*** The records ***

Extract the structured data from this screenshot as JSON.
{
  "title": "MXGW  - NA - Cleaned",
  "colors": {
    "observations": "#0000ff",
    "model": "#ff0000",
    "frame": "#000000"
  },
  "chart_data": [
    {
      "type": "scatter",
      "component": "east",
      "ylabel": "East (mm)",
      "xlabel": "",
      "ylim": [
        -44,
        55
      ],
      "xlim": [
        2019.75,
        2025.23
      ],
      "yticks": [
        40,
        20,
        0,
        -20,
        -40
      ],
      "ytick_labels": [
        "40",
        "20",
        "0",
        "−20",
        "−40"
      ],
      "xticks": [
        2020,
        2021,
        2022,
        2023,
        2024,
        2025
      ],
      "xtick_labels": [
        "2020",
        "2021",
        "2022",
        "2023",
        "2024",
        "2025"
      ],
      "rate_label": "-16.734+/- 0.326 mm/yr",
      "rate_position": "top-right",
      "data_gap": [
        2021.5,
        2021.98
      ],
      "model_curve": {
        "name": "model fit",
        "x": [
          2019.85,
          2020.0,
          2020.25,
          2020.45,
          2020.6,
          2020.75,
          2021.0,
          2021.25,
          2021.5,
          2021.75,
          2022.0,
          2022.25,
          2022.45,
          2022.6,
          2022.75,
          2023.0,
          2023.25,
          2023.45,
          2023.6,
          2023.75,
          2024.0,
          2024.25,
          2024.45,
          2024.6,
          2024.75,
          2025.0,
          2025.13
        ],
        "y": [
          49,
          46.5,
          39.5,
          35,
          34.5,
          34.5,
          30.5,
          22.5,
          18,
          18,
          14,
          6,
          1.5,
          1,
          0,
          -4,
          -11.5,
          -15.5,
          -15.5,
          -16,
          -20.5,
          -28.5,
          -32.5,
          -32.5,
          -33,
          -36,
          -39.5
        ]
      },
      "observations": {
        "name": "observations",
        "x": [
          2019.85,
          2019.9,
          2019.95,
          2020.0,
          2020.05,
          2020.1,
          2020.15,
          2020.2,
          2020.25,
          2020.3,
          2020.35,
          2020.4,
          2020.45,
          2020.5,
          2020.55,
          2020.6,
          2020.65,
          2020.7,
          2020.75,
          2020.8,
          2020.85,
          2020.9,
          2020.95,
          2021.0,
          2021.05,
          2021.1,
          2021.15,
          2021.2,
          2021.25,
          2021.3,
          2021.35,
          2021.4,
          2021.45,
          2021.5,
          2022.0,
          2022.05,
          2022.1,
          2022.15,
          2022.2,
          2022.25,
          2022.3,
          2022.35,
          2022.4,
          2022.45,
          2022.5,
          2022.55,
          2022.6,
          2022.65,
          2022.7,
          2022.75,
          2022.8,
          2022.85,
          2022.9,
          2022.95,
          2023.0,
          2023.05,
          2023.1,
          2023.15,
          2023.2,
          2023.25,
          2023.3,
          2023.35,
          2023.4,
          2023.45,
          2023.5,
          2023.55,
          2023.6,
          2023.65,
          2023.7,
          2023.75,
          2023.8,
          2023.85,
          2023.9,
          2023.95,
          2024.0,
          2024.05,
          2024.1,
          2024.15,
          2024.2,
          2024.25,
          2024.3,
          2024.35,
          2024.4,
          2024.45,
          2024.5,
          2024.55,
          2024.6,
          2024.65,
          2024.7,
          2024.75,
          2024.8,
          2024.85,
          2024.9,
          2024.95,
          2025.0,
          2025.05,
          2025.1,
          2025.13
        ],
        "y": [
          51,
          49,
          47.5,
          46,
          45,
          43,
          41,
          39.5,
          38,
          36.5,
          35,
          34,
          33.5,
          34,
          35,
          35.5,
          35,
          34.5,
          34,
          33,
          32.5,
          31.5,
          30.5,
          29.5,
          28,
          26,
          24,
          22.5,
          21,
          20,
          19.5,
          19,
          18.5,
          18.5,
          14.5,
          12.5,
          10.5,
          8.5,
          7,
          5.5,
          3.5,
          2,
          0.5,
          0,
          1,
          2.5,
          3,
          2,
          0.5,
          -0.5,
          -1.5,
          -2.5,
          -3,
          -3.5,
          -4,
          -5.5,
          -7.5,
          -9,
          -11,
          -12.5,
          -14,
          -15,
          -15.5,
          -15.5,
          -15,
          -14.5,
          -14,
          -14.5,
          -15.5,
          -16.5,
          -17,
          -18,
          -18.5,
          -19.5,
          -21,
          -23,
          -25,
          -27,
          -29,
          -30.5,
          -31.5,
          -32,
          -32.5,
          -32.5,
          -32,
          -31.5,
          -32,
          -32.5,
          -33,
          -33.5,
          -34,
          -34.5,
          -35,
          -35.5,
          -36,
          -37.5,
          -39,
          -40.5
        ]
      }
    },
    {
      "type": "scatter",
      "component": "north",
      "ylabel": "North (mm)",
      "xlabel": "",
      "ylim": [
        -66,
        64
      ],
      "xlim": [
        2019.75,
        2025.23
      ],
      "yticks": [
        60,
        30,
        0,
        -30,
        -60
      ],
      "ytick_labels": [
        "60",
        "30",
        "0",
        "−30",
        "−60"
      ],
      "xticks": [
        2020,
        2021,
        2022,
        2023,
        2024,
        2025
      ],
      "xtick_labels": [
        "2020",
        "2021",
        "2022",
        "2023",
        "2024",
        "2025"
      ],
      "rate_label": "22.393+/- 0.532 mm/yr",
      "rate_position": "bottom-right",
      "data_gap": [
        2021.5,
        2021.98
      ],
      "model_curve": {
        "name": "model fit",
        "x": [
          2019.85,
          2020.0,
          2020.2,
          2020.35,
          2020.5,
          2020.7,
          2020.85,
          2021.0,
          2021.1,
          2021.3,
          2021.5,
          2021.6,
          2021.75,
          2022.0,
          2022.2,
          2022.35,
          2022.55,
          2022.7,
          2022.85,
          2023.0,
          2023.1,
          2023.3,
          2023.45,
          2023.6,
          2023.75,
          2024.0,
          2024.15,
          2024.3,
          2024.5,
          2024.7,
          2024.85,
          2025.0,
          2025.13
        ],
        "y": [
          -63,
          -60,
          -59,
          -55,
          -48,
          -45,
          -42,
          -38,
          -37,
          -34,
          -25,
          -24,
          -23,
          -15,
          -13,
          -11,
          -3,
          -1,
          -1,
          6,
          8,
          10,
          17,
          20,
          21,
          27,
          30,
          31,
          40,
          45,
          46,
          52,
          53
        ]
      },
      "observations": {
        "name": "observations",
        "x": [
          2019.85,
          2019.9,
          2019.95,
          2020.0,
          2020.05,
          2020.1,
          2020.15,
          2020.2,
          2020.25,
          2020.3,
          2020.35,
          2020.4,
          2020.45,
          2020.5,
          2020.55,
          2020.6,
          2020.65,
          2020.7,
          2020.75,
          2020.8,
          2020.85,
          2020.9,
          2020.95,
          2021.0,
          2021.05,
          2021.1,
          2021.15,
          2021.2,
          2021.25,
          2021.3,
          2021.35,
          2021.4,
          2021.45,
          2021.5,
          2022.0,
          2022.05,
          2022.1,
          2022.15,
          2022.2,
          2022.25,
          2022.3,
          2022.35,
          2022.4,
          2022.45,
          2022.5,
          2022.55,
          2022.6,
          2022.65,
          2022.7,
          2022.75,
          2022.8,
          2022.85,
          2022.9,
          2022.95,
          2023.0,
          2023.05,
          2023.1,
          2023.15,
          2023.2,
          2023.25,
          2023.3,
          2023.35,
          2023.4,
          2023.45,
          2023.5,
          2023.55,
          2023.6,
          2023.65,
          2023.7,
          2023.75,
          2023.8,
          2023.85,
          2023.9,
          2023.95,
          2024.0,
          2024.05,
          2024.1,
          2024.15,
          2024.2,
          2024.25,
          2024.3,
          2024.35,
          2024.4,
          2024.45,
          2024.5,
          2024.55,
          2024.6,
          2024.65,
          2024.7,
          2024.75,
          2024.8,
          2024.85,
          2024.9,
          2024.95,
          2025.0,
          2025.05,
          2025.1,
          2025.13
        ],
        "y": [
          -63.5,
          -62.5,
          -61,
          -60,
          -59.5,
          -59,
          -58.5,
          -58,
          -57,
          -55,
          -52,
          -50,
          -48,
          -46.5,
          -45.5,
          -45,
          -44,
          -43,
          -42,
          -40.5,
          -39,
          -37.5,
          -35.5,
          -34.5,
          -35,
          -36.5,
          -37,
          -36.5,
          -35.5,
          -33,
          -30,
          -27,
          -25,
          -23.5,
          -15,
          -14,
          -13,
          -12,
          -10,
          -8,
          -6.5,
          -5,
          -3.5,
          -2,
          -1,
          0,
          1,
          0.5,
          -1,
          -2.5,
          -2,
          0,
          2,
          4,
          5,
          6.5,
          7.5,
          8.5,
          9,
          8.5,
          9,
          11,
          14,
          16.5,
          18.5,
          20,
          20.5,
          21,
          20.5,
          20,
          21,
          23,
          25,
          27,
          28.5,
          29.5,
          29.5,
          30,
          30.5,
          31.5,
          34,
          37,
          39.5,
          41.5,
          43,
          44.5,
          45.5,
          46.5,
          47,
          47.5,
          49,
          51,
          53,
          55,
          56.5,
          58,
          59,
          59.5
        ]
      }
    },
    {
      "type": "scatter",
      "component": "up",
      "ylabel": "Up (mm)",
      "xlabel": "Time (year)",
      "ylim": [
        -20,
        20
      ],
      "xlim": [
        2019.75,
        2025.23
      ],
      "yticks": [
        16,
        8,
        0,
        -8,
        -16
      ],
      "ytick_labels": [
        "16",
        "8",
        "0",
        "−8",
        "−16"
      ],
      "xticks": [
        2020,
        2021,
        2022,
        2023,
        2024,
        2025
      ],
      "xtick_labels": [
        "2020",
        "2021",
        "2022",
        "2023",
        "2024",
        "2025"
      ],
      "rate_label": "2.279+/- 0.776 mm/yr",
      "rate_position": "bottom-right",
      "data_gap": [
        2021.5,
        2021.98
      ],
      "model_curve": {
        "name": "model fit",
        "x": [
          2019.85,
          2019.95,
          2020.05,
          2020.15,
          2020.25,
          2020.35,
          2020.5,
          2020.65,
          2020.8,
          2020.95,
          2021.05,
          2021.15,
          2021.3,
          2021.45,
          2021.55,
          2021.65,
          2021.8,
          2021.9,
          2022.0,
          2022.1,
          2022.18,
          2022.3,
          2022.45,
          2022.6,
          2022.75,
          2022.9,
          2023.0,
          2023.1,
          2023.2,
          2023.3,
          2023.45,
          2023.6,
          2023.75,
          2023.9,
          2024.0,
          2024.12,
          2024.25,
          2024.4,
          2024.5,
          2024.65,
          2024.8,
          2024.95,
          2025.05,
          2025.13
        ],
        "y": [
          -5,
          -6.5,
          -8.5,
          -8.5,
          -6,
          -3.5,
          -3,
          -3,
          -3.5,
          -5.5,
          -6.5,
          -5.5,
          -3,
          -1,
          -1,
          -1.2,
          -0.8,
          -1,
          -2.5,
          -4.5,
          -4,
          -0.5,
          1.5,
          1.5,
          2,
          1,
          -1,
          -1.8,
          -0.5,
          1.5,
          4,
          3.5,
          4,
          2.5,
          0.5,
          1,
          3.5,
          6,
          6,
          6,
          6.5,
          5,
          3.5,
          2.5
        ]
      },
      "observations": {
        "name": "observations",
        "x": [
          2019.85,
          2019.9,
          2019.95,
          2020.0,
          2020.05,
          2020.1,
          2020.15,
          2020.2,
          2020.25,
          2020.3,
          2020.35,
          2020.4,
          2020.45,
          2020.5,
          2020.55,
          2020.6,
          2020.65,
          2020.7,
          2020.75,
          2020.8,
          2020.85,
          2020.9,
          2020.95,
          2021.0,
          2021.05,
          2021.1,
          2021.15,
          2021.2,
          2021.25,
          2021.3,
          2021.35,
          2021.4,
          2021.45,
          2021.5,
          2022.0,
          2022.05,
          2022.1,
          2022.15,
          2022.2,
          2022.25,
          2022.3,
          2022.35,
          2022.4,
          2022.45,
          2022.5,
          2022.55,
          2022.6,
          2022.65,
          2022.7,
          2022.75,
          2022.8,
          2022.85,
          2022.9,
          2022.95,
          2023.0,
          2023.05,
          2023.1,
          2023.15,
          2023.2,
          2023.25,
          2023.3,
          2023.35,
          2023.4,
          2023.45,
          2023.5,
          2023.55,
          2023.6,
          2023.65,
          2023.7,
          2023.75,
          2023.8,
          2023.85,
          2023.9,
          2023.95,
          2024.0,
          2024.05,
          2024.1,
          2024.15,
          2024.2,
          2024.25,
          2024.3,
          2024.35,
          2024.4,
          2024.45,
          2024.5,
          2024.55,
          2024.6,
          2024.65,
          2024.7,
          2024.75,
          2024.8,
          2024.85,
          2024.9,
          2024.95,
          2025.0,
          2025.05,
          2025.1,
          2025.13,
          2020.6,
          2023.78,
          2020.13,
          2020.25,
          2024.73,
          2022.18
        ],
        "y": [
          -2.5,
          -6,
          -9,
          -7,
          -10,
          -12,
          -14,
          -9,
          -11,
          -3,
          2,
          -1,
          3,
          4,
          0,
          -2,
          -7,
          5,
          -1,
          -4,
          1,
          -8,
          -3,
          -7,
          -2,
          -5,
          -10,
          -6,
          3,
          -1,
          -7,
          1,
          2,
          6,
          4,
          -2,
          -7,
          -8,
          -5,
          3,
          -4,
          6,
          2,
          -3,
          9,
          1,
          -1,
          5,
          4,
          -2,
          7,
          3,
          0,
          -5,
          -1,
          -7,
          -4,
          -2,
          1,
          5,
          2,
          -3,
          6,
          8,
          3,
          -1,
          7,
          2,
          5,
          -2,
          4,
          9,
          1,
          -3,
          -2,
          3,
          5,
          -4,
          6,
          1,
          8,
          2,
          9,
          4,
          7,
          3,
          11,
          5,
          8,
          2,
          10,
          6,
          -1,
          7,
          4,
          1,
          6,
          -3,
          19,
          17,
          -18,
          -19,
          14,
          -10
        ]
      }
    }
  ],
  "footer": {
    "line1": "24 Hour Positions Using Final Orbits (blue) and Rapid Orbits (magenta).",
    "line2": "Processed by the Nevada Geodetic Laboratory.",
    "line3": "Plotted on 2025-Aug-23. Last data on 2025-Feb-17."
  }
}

***

Your task
Gather each line in the entries above where the string "component" is found.

Reply to the task
      "component": "east",
      "component": "north",
      "component": "up",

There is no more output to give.